PROBLEM REQUIREMENTS | Repeat each line of the material below exactly as it appears, minus any pictures.

Rows from a dataset:
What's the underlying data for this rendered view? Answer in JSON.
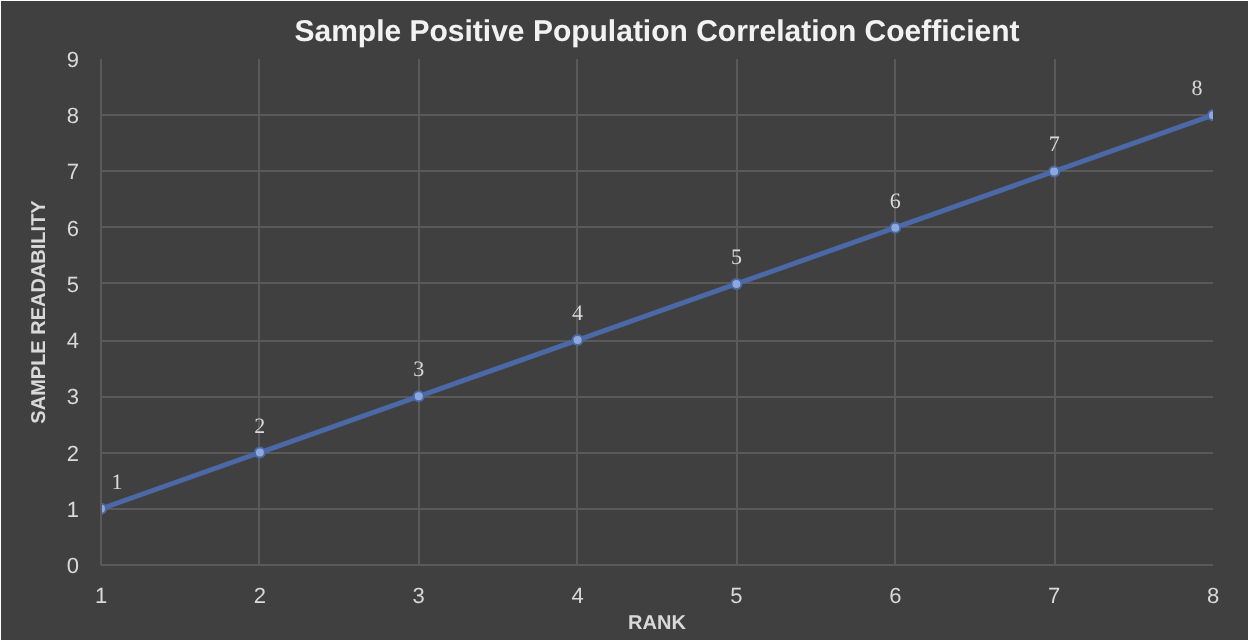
{
  "chart_data": {
    "type": "line",
    "title": "Sample Positive Population Correlation Coefficient",
    "xlabel": "RANK",
    "ylabel": "SAMPLE READABILITY",
    "x": [
      1,
      2,
      3,
      4,
      5,
      6,
      7,
      8
    ],
    "series": [
      {
        "color": "#4a69a6",
        "values": [
          1,
          2,
          3,
          4,
          5,
          6,
          7,
          8
        ]
      }
    ],
    "xlim": [
      1,
      8
    ],
    "ylim": [
      0,
      9
    ],
    "xticks": [
      1,
      2,
      3,
      4,
      5,
      6,
      7,
      8
    ],
    "yticks": [
      0,
      1,
      2,
      3,
      4,
      5,
      6,
      7,
      8,
      9
    ],
    "grid": true,
    "marker": "circle",
    "line_style": "solid",
    "data_labels": true
  }
}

CORRECT ANSWER |
What's the underlying data for this rendered view? Answer in JSON.
{
  "chart_data": {
    "type": "line",
    "title": "Sample Positive Population Correlation Coefficient",
    "xlabel": "RANK",
    "ylabel": "SAMPLE READABILITY",
    "x": [
      1,
      2,
      3,
      4,
      5,
      6,
      7,
      8
    ],
    "series": [
      {
        "color": "#4a69a6",
        "values": [
          1,
          2,
          3,
          4,
          5,
          6,
          7,
          8
        ]
      }
    ],
    "xlim": [
      1,
      8
    ],
    "ylim": [
      0,
      9
    ],
    "xticks": [
      1,
      2,
      3,
      4,
      5,
      6,
      7,
      8
    ],
    "yticks": [
      0,
      1,
      2,
      3,
      4,
      5,
      6,
      7,
      8,
      9
    ],
    "grid": true,
    "marker": "circle",
    "line_style": "solid",
    "data_labels": true
  }
}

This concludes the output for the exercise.